### WHAT THE EXERCISE ASKS
Can you write out all the lines word for word, with no pictures?

──────── RAW RECORDS ────────

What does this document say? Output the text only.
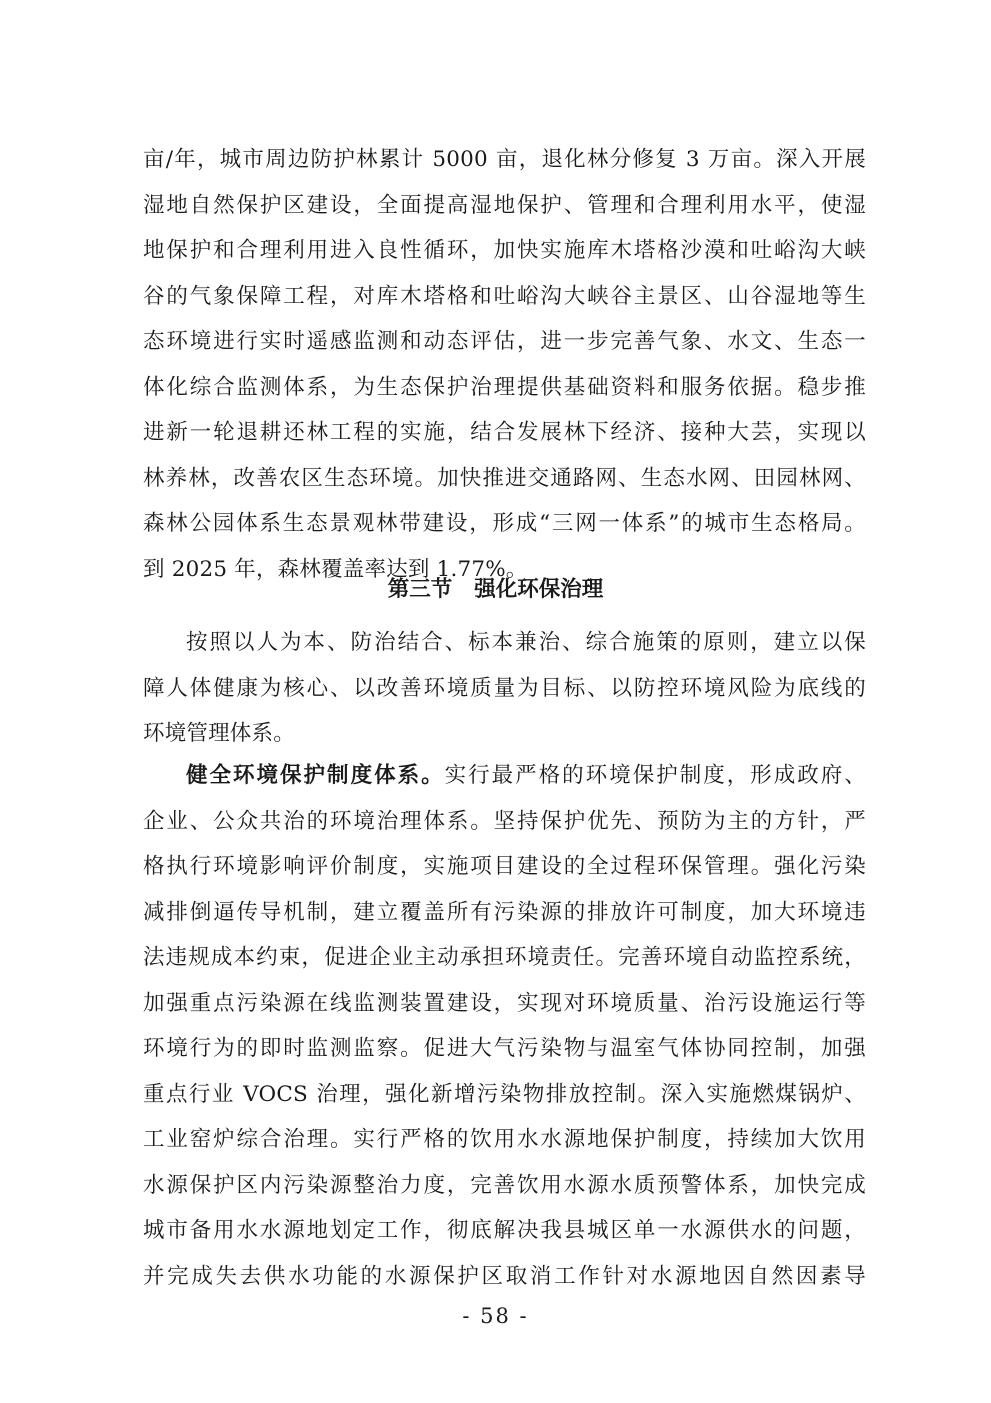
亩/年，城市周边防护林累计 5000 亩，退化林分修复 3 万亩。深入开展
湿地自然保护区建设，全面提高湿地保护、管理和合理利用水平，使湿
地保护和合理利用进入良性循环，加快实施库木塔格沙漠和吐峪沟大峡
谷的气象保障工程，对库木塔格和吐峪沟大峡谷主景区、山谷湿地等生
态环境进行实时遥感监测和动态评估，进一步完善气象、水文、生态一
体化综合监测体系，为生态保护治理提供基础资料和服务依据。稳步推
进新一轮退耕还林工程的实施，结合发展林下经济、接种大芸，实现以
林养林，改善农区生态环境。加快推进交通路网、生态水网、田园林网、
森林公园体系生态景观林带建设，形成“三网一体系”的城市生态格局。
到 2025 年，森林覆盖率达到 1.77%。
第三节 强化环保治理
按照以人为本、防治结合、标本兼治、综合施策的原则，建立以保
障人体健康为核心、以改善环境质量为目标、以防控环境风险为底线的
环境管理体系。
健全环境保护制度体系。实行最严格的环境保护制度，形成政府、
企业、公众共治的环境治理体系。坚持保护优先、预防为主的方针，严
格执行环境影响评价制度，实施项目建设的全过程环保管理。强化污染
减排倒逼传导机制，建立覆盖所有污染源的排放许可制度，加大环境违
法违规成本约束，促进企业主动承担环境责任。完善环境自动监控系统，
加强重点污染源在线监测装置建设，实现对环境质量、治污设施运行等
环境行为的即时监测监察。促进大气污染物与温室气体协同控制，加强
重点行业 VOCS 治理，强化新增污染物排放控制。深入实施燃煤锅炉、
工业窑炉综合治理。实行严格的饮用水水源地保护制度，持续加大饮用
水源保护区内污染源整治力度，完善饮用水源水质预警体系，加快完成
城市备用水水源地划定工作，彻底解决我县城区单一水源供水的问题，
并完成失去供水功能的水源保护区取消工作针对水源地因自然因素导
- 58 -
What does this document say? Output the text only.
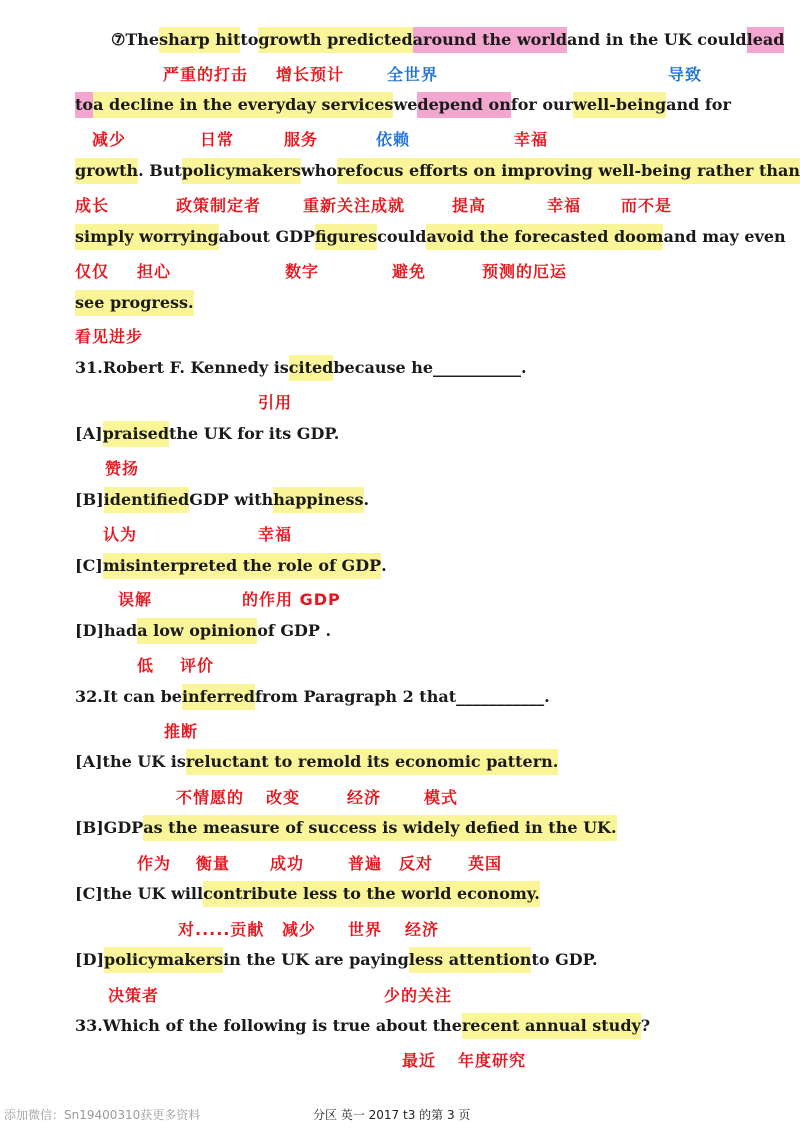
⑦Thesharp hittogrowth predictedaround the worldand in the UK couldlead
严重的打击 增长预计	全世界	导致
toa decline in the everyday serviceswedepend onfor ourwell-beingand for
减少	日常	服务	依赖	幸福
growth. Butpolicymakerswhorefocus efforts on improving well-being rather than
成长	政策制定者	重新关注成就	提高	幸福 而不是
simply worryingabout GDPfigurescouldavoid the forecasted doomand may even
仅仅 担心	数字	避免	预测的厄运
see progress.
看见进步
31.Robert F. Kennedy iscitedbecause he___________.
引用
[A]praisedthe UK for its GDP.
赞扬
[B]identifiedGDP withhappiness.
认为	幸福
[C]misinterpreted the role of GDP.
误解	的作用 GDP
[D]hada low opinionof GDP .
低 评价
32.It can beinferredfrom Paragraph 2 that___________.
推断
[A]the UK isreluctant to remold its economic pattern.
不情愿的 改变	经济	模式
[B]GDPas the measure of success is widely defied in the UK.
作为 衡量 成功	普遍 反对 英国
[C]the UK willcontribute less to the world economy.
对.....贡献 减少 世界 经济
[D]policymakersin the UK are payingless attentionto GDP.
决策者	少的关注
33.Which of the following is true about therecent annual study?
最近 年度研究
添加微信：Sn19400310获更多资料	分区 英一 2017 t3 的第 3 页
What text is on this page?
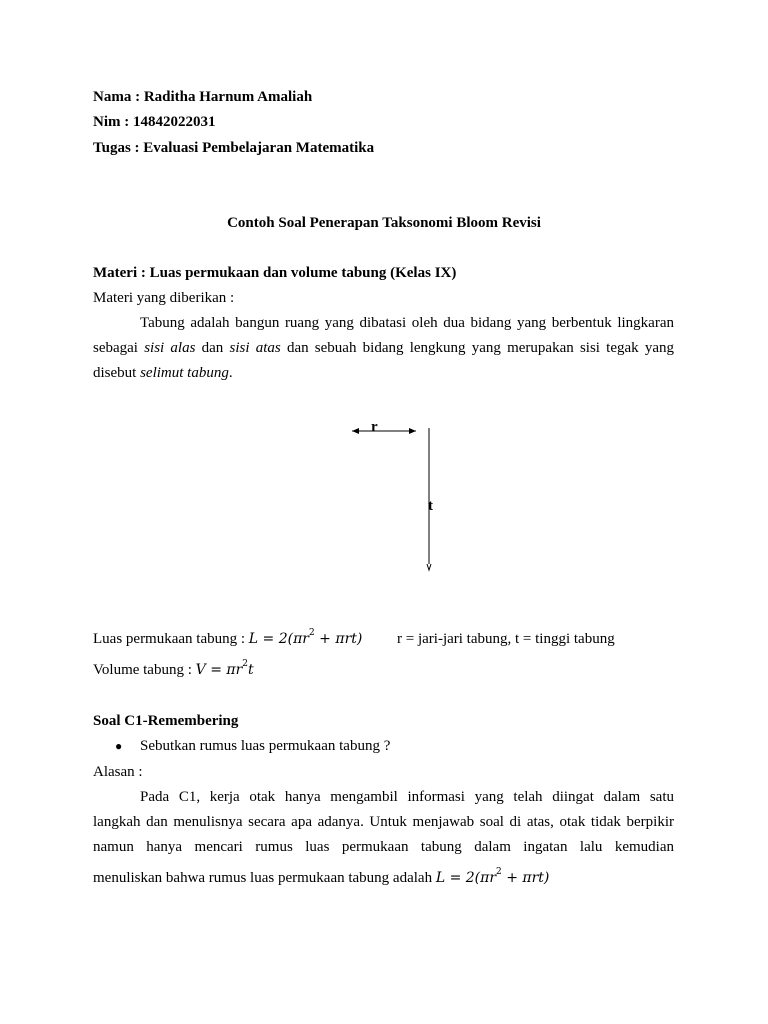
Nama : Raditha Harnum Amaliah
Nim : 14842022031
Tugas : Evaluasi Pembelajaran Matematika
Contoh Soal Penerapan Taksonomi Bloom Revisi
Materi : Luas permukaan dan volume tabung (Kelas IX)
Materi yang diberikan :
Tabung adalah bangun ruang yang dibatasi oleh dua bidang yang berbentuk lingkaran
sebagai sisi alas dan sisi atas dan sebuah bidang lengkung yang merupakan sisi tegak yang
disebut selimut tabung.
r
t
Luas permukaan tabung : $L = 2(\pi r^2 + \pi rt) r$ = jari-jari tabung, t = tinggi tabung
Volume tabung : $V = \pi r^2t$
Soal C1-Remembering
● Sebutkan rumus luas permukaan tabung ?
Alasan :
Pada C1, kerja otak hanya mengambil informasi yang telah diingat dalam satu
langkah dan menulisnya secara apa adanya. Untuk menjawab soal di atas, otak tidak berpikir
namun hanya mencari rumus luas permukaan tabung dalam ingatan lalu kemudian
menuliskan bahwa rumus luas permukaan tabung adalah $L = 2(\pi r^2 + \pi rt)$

────────

### RESULT FOR THIS EXERCISE
What does this document say? Output the text only.
亩/年，城市周边防护林累计 5000 亩，退化林分修复 3 万亩。深入开展
湿地自然保护区建设，全面提高湿地保护、管理和合理利用水平，使湿
地保护和合理利用进入良性循环，加快实施库木塔格沙漠和吐峪沟大峡
谷的气象保障工程，对库木塔格和吐峪沟大峡谷主景区、山谷湿地等生
态环境进行实时遥感监测和动态评估，进一步完善气象、水文、生态一
体化综合监测体系，为生态保护治理提供基础资料和服务依据。稳步推
进新一轮退耕还林工程的实施，结合发展林下经济、接种大芸，实现以
林养林，改善农区生态环境。加快推进交通路网、生态水网、田园林网、
森林公园体系生态景观林带建设，形成“三网一体系”的城市生态格局。
到 2025 年，森林覆盖率达到 1.77%。
第三节 强化环保治理
按照以人为本、防治结合、标本兼治、综合施策的原则，建立以保
障人体健康为核心、以改善环境质量为目标、以防控环境风险为底线的
环境管理体系。
健全环境保护制度体系。实行最严格的环境保护制度，形成政府、
企业、公众共治的环境治理体系。坚持保护优先、预防为主的方针，严
格执行环境影响评价制度，实施项目建设的全过程环保管理。强化污染
减排倒逼传导机制，建立覆盖所有污染源的排放许可制度，加大环境违
法违规成本约束，促进企业主动承担环境责任。完善环境自动监控系统，
加强重点污染源在线监测装置建设，实现对环境质量、治污设施运行等
环境行为的即时监测监察。促进大气污染物与温室气体协同控制，加强
重点行业 VOCS 治理，强化新增污染物排放控制。深入实施燃煤锅炉、
工业窑炉综合治理。实行严格的饮用水水源地保护制度，持续加大饮用
水源保护区内污染源整治力度，完善饮用水源水质预警体系，加快完成
城市备用水水源地划定工作，彻底解决我县城区单一水源供水的问题，
并完成失去供水功能的水源保护区取消工作针对水源地因自然因素导
- 58 -
What does this document say? Output the text only.
⑦Thesharp hittogrowth predictedaround the worldand in the UK couldlead
严重的打击 增长预计	全世界	导致
toa decline in the everyday serviceswedepend onfor ourwell-beingand for
减少	日常	服务	依赖	幸福
growth. Butpolicymakerswhorefocus efforts on improving well-being rather than
成长	政策制定者	重新关注成就	提高	幸福 而不是
simply worryingabout GDPfigurescouldavoid the forecasted doomand may even
仅仅 担心	数字	避免	预测的厄运
see progress.
看见进步
31.Robert F. Kennedy iscitedbecause he___________.
引用
[A]praisedthe UK for its GDP.
赞扬
[B]identifiedGDP withhappiness.
认为	幸福
[C]misinterpreted the role of GDP.
误解	的作用 GDP
[D]hada low opinionof GDP .
低 评价
32.It can beinferredfrom Paragraph 2 that___________.
推断
[A]the UK isreluctant to remold its economic pattern.
不情愿的 改变	经济	模式
[B]GDPas the measure of success is widely defied in the UK.
作为 衡量 成功	普遍 反对 英国
[C]the UK willcontribute less to the world economy.
对.....贡献 减少 世界 经济
[D]policymakersin the UK are payingless attentionto GDP.
决策者	少的关注
33.Which of the following is true about therecent annual study?
最近 年度研究
添加微信：Sn19400310获更多资料	分区 英一 2017 t3 的第 3 页
What text is on this page?
Nama : Raditha Harnum Amaliah
Nim : 14842022031
Tugas : Evaluasi Pembelajaran Matematika
Contoh Soal Penerapan Taksonomi Bloom Revisi
Materi : Luas permukaan dan volume tabung (Kelas IX)
Materi yang diberikan :
Tabung adalah bangun ruang yang dibatasi oleh dua bidang yang berbentuk lingkaran
sebagai sisi alas dan sisi atas dan sebuah bidang lengkung yang merupakan sisi tegak yang
disebut selimut tabung.
r
t
Luas permukaan tabung : $L = 2(\pi r^2 + \pi rt) r$ = jari-jari tabung, t = tinggi tabung
Volume tabung : $V = \pi r^2t$
Soal C1-Remembering
● Sebutkan rumus luas permukaan tabung ?
Alasan :
Pada C1, kerja otak hanya mengambil informasi yang telah diingat dalam satu
langkah dan menulisnya secara apa adanya. Untuk menjawab soal di atas, otak tidak berpikir
namun hanya mencari rumus luas permukaan tabung dalam ingatan lalu kemudian
menuliskan bahwa rumus luas permukaan tabung adalah $L = 2(\pi r^2 + \pi rt)$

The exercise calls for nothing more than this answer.